- [Task statement] Extract the entries in their exact form.

- [Rows]

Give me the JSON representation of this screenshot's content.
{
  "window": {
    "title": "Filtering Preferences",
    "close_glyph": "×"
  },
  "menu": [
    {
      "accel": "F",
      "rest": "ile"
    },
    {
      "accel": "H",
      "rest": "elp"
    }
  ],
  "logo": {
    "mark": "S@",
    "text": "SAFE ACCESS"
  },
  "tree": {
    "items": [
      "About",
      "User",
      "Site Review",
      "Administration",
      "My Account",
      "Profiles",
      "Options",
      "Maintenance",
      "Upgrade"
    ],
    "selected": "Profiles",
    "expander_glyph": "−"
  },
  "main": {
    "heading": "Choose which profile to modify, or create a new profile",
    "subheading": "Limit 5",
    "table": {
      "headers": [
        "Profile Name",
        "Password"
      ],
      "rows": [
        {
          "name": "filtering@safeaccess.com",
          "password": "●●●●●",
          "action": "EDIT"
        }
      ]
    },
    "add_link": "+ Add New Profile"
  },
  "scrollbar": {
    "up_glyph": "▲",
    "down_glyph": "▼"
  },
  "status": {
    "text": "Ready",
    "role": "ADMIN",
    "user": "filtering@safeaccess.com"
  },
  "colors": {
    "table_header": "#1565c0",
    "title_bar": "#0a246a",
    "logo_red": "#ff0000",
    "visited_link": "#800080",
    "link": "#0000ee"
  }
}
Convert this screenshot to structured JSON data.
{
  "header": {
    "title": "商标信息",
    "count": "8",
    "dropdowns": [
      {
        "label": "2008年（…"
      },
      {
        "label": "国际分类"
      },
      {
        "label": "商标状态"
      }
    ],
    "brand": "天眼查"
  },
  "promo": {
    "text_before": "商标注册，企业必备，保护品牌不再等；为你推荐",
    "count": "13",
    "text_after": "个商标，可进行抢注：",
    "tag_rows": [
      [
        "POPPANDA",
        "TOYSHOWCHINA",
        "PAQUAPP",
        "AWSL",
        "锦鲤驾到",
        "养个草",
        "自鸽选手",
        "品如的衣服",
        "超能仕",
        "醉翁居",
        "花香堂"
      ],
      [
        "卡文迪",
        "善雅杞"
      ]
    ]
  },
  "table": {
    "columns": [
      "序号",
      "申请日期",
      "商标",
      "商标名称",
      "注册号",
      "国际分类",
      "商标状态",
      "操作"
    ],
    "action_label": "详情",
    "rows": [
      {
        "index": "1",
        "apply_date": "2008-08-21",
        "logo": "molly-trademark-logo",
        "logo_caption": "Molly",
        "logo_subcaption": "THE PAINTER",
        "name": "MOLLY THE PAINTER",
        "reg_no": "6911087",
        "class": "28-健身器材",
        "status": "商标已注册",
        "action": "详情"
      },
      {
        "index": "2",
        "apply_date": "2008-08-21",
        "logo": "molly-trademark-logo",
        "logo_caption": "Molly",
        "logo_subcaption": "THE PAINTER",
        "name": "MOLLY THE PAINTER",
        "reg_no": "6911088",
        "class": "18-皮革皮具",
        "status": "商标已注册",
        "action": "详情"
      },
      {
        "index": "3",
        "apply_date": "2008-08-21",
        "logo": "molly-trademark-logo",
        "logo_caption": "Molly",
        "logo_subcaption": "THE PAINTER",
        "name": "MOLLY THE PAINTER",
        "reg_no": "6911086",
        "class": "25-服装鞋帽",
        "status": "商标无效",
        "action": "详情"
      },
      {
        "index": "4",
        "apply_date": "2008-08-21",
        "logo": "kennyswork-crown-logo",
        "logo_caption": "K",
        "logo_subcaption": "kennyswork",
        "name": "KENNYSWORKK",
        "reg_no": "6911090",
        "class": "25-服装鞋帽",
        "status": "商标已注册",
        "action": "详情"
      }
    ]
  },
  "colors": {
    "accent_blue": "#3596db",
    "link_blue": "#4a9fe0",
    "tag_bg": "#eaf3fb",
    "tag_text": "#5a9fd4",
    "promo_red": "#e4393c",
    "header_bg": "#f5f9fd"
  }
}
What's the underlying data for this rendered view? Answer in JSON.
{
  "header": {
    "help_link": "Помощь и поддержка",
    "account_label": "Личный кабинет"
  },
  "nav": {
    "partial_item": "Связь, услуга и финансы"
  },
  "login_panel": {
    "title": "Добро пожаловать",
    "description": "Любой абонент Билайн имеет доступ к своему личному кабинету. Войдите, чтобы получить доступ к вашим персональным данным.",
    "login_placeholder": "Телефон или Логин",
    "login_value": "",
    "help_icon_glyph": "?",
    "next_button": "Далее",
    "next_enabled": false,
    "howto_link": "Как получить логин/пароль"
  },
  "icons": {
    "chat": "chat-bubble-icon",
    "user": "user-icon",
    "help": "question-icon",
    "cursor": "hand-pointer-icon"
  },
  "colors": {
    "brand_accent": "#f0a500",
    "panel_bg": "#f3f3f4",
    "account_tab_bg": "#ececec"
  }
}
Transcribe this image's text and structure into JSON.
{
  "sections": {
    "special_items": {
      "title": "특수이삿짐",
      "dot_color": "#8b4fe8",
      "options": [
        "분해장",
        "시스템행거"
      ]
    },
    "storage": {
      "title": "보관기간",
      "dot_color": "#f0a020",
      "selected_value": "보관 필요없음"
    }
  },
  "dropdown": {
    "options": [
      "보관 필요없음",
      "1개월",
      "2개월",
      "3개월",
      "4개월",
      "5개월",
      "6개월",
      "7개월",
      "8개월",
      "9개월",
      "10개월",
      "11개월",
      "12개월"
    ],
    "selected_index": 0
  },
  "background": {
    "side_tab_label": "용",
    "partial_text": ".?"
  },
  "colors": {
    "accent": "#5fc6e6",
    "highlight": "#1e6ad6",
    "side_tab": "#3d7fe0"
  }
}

- [Answer below]
Give me the JSON representation of this screenshot's content.
{
  "window": {
    "title": "Filtering Preferences",
    "close_glyph": "×"
  },
  "menu": [
    {
      "accel": "F",
      "rest": "ile"
    },
    {
      "accel": "H",
      "rest": "elp"
    }
  ],
  "logo": {
    "mark": "S@",
    "text": "SAFE ACCESS"
  },
  "tree": {
    "items": [
      "About",
      "User",
      "Site Review",
      "Administration",
      "My Account",
      "Profiles",
      "Options",
      "Maintenance",
      "Upgrade"
    ],
    "selected": "Profiles",
    "expander_glyph": "−"
  },
  "main": {
    "heading": "Choose which profile to modify, or create a new profile",
    "subheading": "Limit 5",
    "table": {
      "headers": [
        "Profile Name",
        "Password"
      ],
      "rows": [
        {
          "name": "filtering@safeaccess.com",
          "password": "●●●●●",
          "action": "EDIT"
        }
      ]
    },
    "add_link": "+ Add New Profile"
  },
  "scrollbar": {
    "up_glyph": "▲",
    "down_glyph": "▼"
  },
  "status": {
    "text": "Ready",
    "role": "ADMIN",
    "user": "filtering@safeaccess.com"
  },
  "colors": {
    "table_header": "#1565c0",
    "title_bar": "#0a246a",
    "logo_red": "#ff0000",
    "visited_link": "#800080",
    "link": "#0000ee"
  }
}
Convert this screenshot to structured JSON data.
{
  "header": {
    "title": "商标信息",
    "count": "8",
    "dropdowns": [
      {
        "label": "2008年（…"
      },
      {
        "label": "国际分类"
      },
      {
        "label": "商标状态"
      }
    ],
    "brand": "天眼查"
  },
  "promo": {
    "text_before": "商标注册，企业必备，保护品牌不再等；为你推荐",
    "count": "13",
    "text_after": "个商标，可进行抢注：",
    "tag_rows": [
      [
        "POPPANDA",
        "TOYSHOWCHINA",
        "PAQUAPP",
        "AWSL",
        "锦鲤驾到",
        "养个草",
        "自鸽选手",
        "品如的衣服",
        "超能仕",
        "醉翁居",
        "花香堂"
      ],
      [
        "卡文迪",
        "善雅杞"
      ]
    ]
  },
  "table": {
    "columns": [
      "序号",
      "申请日期",
      "商标",
      "商标名称",
      "注册号",
      "国际分类",
      "商标状态",
      "操作"
    ],
    "action_label": "详情",
    "rows": [
      {
        "index": "1",
        "apply_date": "2008-08-21",
        "logo": "molly-trademark-logo",
        "logo_caption": "Molly",
        "logo_subcaption": "THE PAINTER",
        "name": "MOLLY THE PAINTER",
        "reg_no": "6911087",
        "class": "28-健身器材",
        "status": "商标已注册",
        "action": "详情"
      },
      {
        "index": "2",
        "apply_date": "2008-08-21",
        "logo": "molly-trademark-logo",
        "logo_caption": "Molly",
        "logo_subcaption": "THE PAINTER",
        "name": "MOLLY THE PAINTER",
        "reg_no": "6911088",
        "class": "18-皮革皮具",
        "status": "商标已注册",
        "action": "详情"
      },
      {
        "index": "3",
        "apply_date": "2008-08-21",
        "logo": "molly-trademark-logo",
        "logo_caption": "Molly",
        "logo_subcaption": "THE PAINTER",
        "name": "MOLLY THE PAINTER",
        "reg_no": "6911086",
        "class": "25-服装鞋帽",
        "status": "商标无效",
        "action": "详情"
      },
      {
        "index": "4",
        "apply_date": "2008-08-21",
        "logo": "kennyswork-crown-logo",
        "logo_caption": "K",
        "logo_subcaption": "kennyswork",
        "name": "KENNYSWORKK",
        "reg_no": "6911090",
        "class": "25-服装鞋帽",
        "status": "商标已注册",
        "action": "详情"
      }
    ]
  },
  "colors": {
    "accent_blue": "#3596db",
    "link_blue": "#4a9fe0",
    "tag_bg": "#eaf3fb",
    "tag_text": "#5a9fd4",
    "promo_red": "#e4393c",
    "header_bg": "#f5f9fd"
  }
}
What's the underlying data for this rendered view? Answer in JSON.
{
  "header": {
    "help_link": "Помощь и поддержка",
    "account_label": "Личный кабинет"
  },
  "nav": {
    "partial_item": "Связь, услуга и финансы"
  },
  "login_panel": {
    "title": "Добро пожаловать",
    "description": "Любой абонент Билайн имеет доступ к своему личному кабинету. Войдите, чтобы получить доступ к вашим персональным данным.",
    "login_placeholder": "Телефон или Логин",
    "login_value": "",
    "help_icon_glyph": "?",
    "next_button": "Далее",
    "next_enabled": false,
    "howto_link": "Как получить логин/пароль"
  },
  "icons": {
    "chat": "chat-bubble-icon",
    "user": "user-icon",
    "help": "question-icon",
    "cursor": "hand-pointer-icon"
  },
  "colors": {
    "brand_accent": "#f0a500",
    "panel_bg": "#f3f3f4",
    "account_tab_bg": "#ececec"
  }
}
Transcribe this image's text and structure into JSON.
{
  "sections": {
    "special_items": {
      "title": "특수이삿짐",
      "dot_color": "#8b4fe8",
      "options": [
        "분해장",
        "시스템행거"
      ]
    },
    "storage": {
      "title": "보관기간",
      "dot_color": "#f0a020",
      "selected_value": "보관 필요없음"
    }
  },
  "dropdown": {
    "options": [
      "보관 필요없음",
      "1개월",
      "2개월",
      "3개월",
      "4개월",
      "5개월",
      "6개월",
      "7개월",
      "8개월",
      "9개월",
      "10개월",
      "11개월",
      "12개월"
    ],
    "selected_index": 0
  },
  "background": {
    "side_tab_label": "용",
    "partial_text": ".?"
  },
  "colors": {
    "accent": "#5fc6e6",
    "highlight": "#1e6ad6",
    "side_tab": "#3d7fe0"
  }
}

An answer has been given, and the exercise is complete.